:: Task material ::
::::::::
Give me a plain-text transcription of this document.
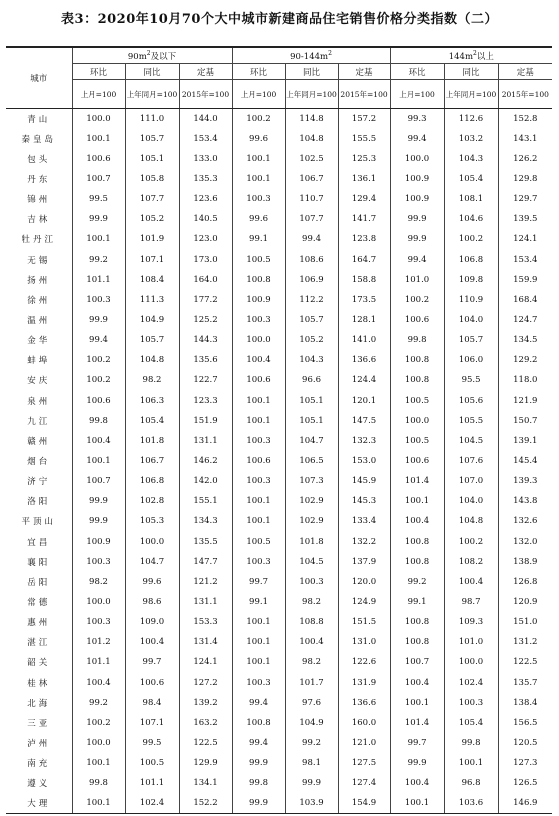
表3：2020年10月70个大中城市新建商品住宅销售价格分类指数（二）
城市	$90m^2$及以下			$90-144m^2$			$144m^2$以上		
	环比	同比	定基	环比	同比	定基	环比	同比	定基
	上月=100	上年同月=100	2015年=100	上月=100	上年同月=100	2015年=100	上月=100	上年同月=100	2015年=100
青山	100.0	111.0	144.0	100.2	114.8	157.2	99.3	112.6	152.8
秦皇岛	100.1	105.7	153.4	99.6	104.8	155.5	99.4	103.2	143.1
包头	100.6	105.1	133.0	100.1	102.5	125.3	100.0	104.3	126.2
丹东	100.7	105.8	135.3	100.1	106.7	136.1	100.9	105.4	129.8
锦州	99.5	107.7	123.6	100.3	110.7	129.4	100.9	108.1	129.7
吉林	99.9	105.2	140.5	99.6	107.7	141.7	99.9	104.6	139.5
牡丹江	100.1	101.9	123.0	99.1	99.4	123.8	99.9	100.2	124.1
无锡	99.2	107.1	173.0	100.5	108.6	164.7	99.4	106.8	153.4
扬州	101.1	108.4	164.0	100.8	106.9	158.8	101.0	109.8	159.9
徐州	100.3	111.3	177.2	100.9	112.2	173.5	100.2	110.9	168.4
温州	99.9	104.9	125.2	100.3	105.7	128.1	100.6	104.0	124.7
金华	99.4	105.7	144.3	100.0	105.2	141.0	99.8	105.7	134.5
蚌埠	100.2	104.8	135.6	100.4	104.3	136.6	100.8	106.0	129.2
安庆	100.2	98.2	122.7	100.6	96.6	124.4	100.8	95.5	118.0
泉州	100.6	106.3	123.3	100.1	105.1	120.1	100.5	105.6	121.9
九江	99.8	105.4	151.9	100.1	105.1	147.5	100.0	105.5	150.7
赣州	100.4	101.8	131.1	100.3	104.7	132.3	100.5	104.5	139.1
烟台	100.1	106.7	146.2	100.6	106.5	153.0	100.6	107.6	145.4
济宁	100.7	106.8	142.0	100.3	107.3	145.9	101.4	107.0	139.3
洛阳	99.9	102.8	155.1	100.1	102.9	145.3	100.1	104.0	143.8
平顶山	99.9	105.3	134.3	100.1	102.9	133.4	100.4	104.8	132.6
宜昌	100.9	100.0	135.5	100.5	101.8	132.2	100.8	100.2	132.0
襄阳	100.3	104.7	147.7	100.3	104.5	137.9	100.8	108.2	138.9
岳阳	98.2	99.6	121.2	99.7	100.3	120.0	99.2	100.4	126.8
常德	100.0	98.6	131.1	99.1	98.2	124.9	99.1	98.7	120.9
惠州	100.3	109.0	153.3	100.1	108.8	151.5	100.8	109.3	151.0
湛江	101.2	100.4	131.4	100.1	100.4	131.0	100.8	101.0	131.2
韶关	101.1	99.7	124.1	100.1	98.2	122.6	100.7	100.0	122.5
桂林	100.4	100.6	127.2	100.3	101.7	131.9	100.4	102.4	135.7
北海	99.2	98.4	139.2	99.4	97.6	136.6	100.1	100.3	138.4
三亚	100.2	107.1	163.2	100.8	104.9	160.0	101.4	105.4	156.5
泸州	100.0	99.5	122.5	99.4	99.2	121.0	99.7	99.8	120.5
南充	100.1	100.5	129.9	99.9	98.1	127.5	99.9	100.1	127.3
遵义	99.8	101.1	134.1	99.8	99.9	127.4	100.4	96.8	126.5
大理	100.1	102.4	152.2	99.9	103.9	154.9	100.1	103.6	146.9
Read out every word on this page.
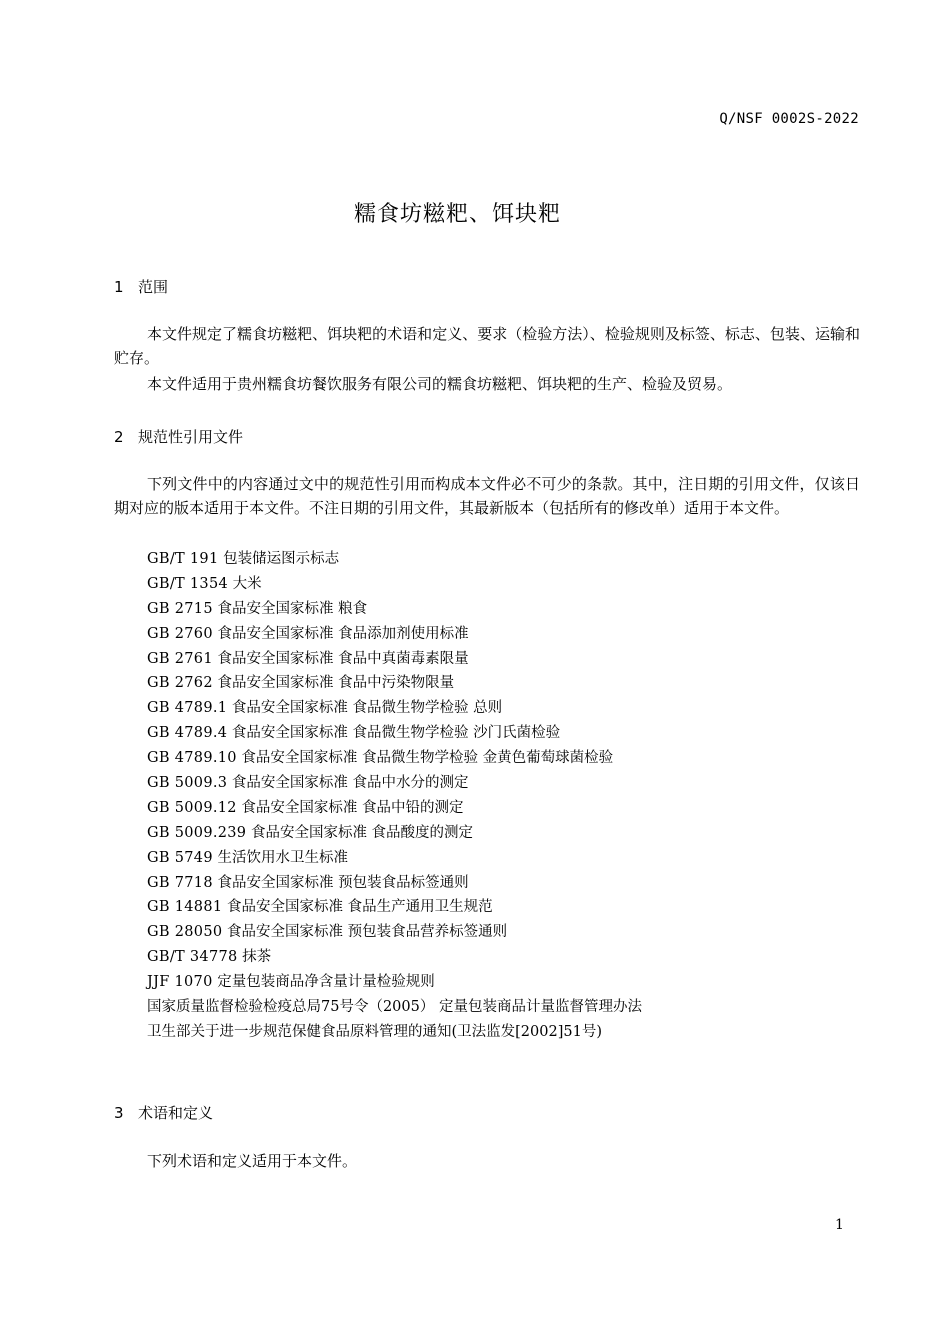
Q/NSF 0002S-2022
糯食坊糍粑、饵块粑
1 范围

本文件规定了糯食坊糍粑、饵块粑的术语和定义、要求（检验方法）、检验规则及标签、标志、包装、运输和贮存。

本文件适用于贵州糯食坊餐饮服务有限公司的糯食坊糍粑、饵块粑的生产、检验及贸易。

2 规范性引用文件

下列文件中的内容通过文中的规范性引用而构成本文件必不可少的条款。其中，注日期的引用文件，仅该日期对应的版本适用于本文件。不注日期的引用文件，其最新版本（包括所有的修改单）适用于本文件。

GB/T 191 包装储运图示标志
GB/T 1354 大米
GB 2715 食品安全国家标准 粮食
GB 2760 食品安全国家标准 食品添加剂使用标准
GB 2761 食品安全国家标准 食品中真菌毒素限量
GB 2762 食品安全国家标准 食品中污染物限量
GB 4789.1 食品安全国家标准 食品微生物学检验 总则
GB 4789.4 食品安全国家标准 食品微生物学检验 沙门氏菌检验
GB 4789.10 食品安全国家标准 食品微生物学检验 金黄色葡萄球菌检验
GB 5009.3 食品安全国家标准 食品中水分的测定
GB 5009.12 食品安全国家标准 食品中铅的测定
GB 5009.239 食品安全国家标准 食品酸度的测定
GB 5749 生活饮用水卫生标准
GB 7718 食品安全国家标准 预包装食品标签通则
GB 14881 食品安全国家标准 食品生产通用卫生规范
GB 28050 食品安全国家标准 预包装食品营养标签通则
GB/T 34778 抹茶
JJF 1070 定量包装商品净含量计量检验规则
国家质量监督检验检疫总局75号令（2005） 定量包装商品计量监督管理办法
卫生部关于进一步规范保健食品原料管理的通知(卫法监发[2002]51号)
3 术语和定义

下列术语和定义适用于本文件。

1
::::::::
:: Your task ::
Return the listing above word for word, with the pictures removed.

:: Task output ::
Give me a plain-text transcription of this document.
表3：2020年10月70个大中城市新建商品住宅销售价格分类指数（二）
城市	$90m^2$及以下			$90-144m^2$			$144m^2$以上		
	环比	同比	定基	环比	同比	定基	环比	同比	定基
	上月=100	上年同月=100	2015年=100	上月=100	上年同月=100	2015年=100	上月=100	上年同月=100	2015年=100
青山	100.0	111.0	144.0	100.2	114.8	157.2	99.3	112.6	152.8
秦皇岛	100.1	105.7	153.4	99.6	104.8	155.5	99.4	103.2	143.1
包头	100.6	105.1	133.0	100.1	102.5	125.3	100.0	104.3	126.2
丹东	100.7	105.8	135.3	100.1	106.7	136.1	100.9	105.4	129.8
锦州	99.5	107.7	123.6	100.3	110.7	129.4	100.9	108.1	129.7
吉林	99.9	105.2	140.5	99.6	107.7	141.7	99.9	104.6	139.5
牡丹江	100.1	101.9	123.0	99.1	99.4	123.8	99.9	100.2	124.1
无锡	99.2	107.1	173.0	100.5	108.6	164.7	99.4	106.8	153.4
扬州	101.1	108.4	164.0	100.8	106.9	158.8	101.0	109.8	159.9
徐州	100.3	111.3	177.2	100.9	112.2	173.5	100.2	110.9	168.4
温州	99.9	104.9	125.2	100.3	105.7	128.1	100.6	104.0	124.7
金华	99.4	105.7	144.3	100.0	105.2	141.0	99.8	105.7	134.5
蚌埠	100.2	104.8	135.6	100.4	104.3	136.6	100.8	106.0	129.2
安庆	100.2	98.2	122.7	100.6	96.6	124.4	100.8	95.5	118.0
泉州	100.6	106.3	123.3	100.1	105.1	120.1	100.5	105.6	121.9
九江	99.8	105.4	151.9	100.1	105.1	147.5	100.0	105.5	150.7
赣州	100.4	101.8	131.1	100.3	104.7	132.3	100.5	104.5	139.1
烟台	100.1	106.7	146.2	100.6	106.5	153.0	100.6	107.6	145.4
济宁	100.7	106.8	142.0	100.3	107.3	145.9	101.4	107.0	139.3
洛阳	99.9	102.8	155.1	100.1	102.9	145.3	100.1	104.0	143.8
平顶山	99.9	105.3	134.3	100.1	102.9	133.4	100.4	104.8	132.6
宜昌	100.9	100.0	135.5	100.5	101.8	132.2	100.8	100.2	132.0
襄阳	100.3	104.7	147.7	100.3	104.5	137.9	100.8	108.2	138.9
岳阳	98.2	99.6	121.2	99.7	100.3	120.0	99.2	100.4	126.8
常德	100.0	98.6	131.1	99.1	98.2	124.9	99.1	98.7	120.9
惠州	100.3	109.0	153.3	100.1	108.8	151.5	100.8	109.3	151.0
湛江	101.2	100.4	131.4	100.1	100.4	131.0	100.8	101.0	131.2
韶关	101.1	99.7	124.1	100.1	98.2	122.6	100.7	100.0	122.5
桂林	100.4	100.6	127.2	100.3	101.7	131.9	100.4	102.4	135.7
北海	99.2	98.4	139.2	99.4	97.6	136.6	100.1	100.3	138.4
三亚	100.2	107.1	163.2	100.8	104.9	160.0	101.4	105.4	156.5
泸州	100.0	99.5	122.5	99.4	99.2	121.0	99.7	99.8	120.5
南充	100.1	100.5	129.9	99.9	98.1	127.5	99.9	100.1	127.3
遵义	99.8	101.1	134.1	99.8	99.9	127.4	100.4	96.8	126.5
大理	100.1	102.4	152.2	99.9	103.9	154.9	100.1	103.6	146.9
Read out every word on this page.
Q/NSF 0002S-2022
糯食坊糍粑、饵块粑
1 范围

本文件规定了糯食坊糍粑、饵块粑的术语和定义、要求（检验方法）、检验规则及标签、标志、包装、运输和贮存。

本文件适用于贵州糯食坊餐饮服务有限公司的糯食坊糍粑、饵块粑的生产、检验及贸易。

2 规范性引用文件

下列文件中的内容通过文中的规范性引用而构成本文件必不可少的条款。其中，注日期的引用文件，仅该日期对应的版本适用于本文件。不注日期的引用文件，其最新版本（包括所有的修改单）适用于本文件。

GB/T 191 包装储运图示标志
GB/T 1354 大米
GB 2715 食品安全国家标准 粮食
GB 2760 食品安全国家标准 食品添加剂使用标准
GB 2761 食品安全国家标准 食品中真菌毒素限量
GB 2762 食品安全国家标准 食品中污染物限量
GB 4789.1 食品安全国家标准 食品微生物学检验 总则
GB 4789.4 食品安全国家标准 食品微生物学检验 沙门氏菌检验
GB 4789.10 食品安全国家标准 食品微生物学检验 金黄色葡萄球菌检验
GB 5009.3 食品安全国家标准 食品中水分的测定
GB 5009.12 食品安全国家标准 食品中铅的测定
GB 5009.239 食品安全国家标准 食品酸度的测定
GB 5749 生活饮用水卫生标准
GB 7718 食品安全国家标准 预包装食品标签通则
GB 14881 食品安全国家标准 食品生产通用卫生规范
GB 28050 食品安全国家标准 预包装食品营养标签通则
GB/T 34778 抹茶
JJF 1070 定量包装商品净含量计量检验规则
国家质量监督检验检疫总局75号令（2005） 定量包装商品计量监督管理办法
卫生部关于进一步规范保健食品原料管理的通知(卫法监发[2002]51号)
3 术语和定义

下列术语和定义适用于本文件。

1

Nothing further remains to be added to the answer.